* _Your instructions_: Your answer is a single number: the count of lines that contain the string "xlabel".

(Stored dataset items)
_ _ _ _ _

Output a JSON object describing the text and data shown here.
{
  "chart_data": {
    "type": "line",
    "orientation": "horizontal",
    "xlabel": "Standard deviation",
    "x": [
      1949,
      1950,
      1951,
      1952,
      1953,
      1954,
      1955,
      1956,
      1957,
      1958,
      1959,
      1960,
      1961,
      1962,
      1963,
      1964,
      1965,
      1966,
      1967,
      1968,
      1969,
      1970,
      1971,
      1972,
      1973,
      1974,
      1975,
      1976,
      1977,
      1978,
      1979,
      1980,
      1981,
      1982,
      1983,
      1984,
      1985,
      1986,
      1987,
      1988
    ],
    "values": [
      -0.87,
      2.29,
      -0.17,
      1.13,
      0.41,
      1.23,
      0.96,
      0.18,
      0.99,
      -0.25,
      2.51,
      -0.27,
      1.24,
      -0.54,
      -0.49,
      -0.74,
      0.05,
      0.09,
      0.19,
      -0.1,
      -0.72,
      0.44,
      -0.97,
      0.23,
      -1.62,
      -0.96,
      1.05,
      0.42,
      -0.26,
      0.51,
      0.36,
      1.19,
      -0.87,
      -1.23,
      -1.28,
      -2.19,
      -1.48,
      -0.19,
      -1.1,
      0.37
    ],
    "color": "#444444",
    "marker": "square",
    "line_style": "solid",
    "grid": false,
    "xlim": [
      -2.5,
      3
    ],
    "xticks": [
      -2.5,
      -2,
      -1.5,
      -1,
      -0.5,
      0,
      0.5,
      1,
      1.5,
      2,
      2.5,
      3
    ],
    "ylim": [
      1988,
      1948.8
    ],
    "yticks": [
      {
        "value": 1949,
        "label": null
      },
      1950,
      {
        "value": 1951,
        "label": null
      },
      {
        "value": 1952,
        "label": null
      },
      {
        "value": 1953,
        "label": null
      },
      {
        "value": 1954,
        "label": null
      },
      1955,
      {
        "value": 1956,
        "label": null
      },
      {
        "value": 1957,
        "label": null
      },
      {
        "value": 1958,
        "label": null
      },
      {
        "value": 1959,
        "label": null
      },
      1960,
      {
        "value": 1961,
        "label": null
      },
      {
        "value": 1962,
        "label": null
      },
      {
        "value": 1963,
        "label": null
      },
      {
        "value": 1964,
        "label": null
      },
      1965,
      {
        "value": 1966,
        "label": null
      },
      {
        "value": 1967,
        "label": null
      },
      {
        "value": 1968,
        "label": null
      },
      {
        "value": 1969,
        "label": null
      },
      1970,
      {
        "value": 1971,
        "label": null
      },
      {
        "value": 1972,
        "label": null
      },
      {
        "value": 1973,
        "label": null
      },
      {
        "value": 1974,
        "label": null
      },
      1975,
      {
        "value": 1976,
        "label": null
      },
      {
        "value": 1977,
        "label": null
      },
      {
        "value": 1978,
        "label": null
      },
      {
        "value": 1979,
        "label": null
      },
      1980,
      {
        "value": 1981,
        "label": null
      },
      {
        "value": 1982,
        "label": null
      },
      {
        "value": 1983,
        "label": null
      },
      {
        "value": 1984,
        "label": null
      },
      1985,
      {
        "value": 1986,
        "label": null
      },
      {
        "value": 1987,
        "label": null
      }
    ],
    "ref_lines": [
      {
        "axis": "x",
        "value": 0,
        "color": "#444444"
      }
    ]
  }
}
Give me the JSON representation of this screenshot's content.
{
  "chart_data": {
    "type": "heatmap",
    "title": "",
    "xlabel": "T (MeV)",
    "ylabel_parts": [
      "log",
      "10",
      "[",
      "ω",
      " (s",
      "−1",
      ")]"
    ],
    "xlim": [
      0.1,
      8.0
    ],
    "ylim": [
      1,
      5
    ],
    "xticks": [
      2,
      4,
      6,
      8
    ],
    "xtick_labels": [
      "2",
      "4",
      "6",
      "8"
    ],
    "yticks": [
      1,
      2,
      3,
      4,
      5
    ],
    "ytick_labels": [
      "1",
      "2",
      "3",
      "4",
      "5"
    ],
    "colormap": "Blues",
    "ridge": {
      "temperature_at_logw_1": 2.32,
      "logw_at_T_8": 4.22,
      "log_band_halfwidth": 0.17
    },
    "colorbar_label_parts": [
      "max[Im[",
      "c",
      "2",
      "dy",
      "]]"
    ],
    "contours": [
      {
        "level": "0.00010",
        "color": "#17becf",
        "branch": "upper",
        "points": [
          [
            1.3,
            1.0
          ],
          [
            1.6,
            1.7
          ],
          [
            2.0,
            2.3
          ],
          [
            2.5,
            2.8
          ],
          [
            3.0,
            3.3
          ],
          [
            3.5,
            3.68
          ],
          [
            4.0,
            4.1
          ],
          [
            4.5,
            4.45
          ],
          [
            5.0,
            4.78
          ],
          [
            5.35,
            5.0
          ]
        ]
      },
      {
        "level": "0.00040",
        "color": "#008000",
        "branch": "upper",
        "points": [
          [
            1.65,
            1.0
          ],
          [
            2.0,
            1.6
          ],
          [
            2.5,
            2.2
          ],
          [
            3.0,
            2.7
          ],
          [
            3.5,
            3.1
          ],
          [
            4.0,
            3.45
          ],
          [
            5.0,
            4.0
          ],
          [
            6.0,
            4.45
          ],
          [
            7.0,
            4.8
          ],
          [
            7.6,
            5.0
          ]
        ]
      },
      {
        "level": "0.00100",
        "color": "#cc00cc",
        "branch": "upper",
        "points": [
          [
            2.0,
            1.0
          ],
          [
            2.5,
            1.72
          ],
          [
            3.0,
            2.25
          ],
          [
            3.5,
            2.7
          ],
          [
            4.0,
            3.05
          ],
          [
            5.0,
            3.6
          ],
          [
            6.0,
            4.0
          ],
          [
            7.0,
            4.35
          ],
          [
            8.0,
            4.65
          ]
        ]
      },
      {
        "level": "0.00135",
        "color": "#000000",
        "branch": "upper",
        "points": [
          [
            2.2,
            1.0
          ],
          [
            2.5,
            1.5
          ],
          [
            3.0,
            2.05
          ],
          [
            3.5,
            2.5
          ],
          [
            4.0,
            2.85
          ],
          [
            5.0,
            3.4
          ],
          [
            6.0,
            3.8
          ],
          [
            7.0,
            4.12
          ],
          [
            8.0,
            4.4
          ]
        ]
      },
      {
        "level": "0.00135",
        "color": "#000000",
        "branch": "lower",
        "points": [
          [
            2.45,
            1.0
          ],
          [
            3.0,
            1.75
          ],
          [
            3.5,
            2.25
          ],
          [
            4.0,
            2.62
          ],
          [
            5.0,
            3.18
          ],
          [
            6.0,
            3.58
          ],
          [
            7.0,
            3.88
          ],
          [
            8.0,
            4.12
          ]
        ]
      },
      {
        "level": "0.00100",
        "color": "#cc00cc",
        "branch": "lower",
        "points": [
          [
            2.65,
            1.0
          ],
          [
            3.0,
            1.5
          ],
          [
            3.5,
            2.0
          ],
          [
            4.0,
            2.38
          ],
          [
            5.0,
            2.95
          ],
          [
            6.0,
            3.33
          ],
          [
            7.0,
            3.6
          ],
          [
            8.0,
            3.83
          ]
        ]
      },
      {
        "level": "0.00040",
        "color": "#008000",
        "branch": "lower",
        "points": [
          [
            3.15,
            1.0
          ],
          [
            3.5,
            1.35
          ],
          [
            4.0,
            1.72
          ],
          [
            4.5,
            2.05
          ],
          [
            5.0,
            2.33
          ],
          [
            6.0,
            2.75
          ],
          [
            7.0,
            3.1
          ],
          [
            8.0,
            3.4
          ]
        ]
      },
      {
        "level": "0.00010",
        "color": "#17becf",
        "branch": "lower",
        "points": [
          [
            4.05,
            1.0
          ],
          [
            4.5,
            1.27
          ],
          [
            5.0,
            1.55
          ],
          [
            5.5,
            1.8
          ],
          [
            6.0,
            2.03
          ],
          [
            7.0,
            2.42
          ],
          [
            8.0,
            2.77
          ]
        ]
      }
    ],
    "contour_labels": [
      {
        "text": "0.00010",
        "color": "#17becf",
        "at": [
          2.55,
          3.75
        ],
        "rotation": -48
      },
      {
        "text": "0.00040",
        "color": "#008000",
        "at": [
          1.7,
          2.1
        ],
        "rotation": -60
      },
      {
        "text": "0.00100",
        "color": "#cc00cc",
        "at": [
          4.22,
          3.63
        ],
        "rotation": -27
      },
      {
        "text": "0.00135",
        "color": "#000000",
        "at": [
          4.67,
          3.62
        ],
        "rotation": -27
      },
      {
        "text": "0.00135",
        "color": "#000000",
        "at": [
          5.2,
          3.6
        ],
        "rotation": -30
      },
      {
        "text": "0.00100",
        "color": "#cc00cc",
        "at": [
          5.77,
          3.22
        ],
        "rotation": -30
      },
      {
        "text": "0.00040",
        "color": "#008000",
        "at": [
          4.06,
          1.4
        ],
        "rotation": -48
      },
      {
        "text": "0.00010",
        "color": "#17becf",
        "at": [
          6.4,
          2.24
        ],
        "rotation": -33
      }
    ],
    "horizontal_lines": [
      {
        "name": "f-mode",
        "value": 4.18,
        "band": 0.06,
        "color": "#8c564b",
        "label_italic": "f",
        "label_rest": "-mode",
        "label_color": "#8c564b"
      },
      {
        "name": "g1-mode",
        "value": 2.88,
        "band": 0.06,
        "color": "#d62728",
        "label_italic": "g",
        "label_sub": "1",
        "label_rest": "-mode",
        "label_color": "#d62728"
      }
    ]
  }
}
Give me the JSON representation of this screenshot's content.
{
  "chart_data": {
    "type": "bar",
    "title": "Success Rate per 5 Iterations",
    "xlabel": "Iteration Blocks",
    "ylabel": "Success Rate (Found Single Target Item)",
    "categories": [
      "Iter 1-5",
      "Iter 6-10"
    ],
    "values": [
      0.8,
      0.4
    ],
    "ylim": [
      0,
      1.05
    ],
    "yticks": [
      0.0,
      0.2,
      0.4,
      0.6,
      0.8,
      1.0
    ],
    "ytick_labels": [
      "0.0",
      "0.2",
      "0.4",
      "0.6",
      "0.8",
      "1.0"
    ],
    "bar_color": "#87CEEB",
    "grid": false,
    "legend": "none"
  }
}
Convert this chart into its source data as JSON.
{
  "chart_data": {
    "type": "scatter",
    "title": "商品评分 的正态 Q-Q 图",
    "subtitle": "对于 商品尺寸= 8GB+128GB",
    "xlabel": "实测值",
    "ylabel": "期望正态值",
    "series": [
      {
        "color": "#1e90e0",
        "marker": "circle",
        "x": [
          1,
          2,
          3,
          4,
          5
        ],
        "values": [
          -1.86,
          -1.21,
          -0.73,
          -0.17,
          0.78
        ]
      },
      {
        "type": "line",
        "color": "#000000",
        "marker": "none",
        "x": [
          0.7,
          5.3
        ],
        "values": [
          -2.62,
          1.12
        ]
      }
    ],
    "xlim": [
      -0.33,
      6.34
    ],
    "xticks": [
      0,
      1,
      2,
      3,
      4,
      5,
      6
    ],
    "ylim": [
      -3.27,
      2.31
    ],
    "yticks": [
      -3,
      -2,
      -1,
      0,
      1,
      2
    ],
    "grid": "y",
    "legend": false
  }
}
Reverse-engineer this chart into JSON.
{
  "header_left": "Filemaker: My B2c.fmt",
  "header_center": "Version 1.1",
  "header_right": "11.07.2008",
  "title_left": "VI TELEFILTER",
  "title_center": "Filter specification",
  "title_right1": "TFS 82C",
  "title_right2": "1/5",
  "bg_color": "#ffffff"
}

_ _ _ _ _

* _Solution for this task_: 4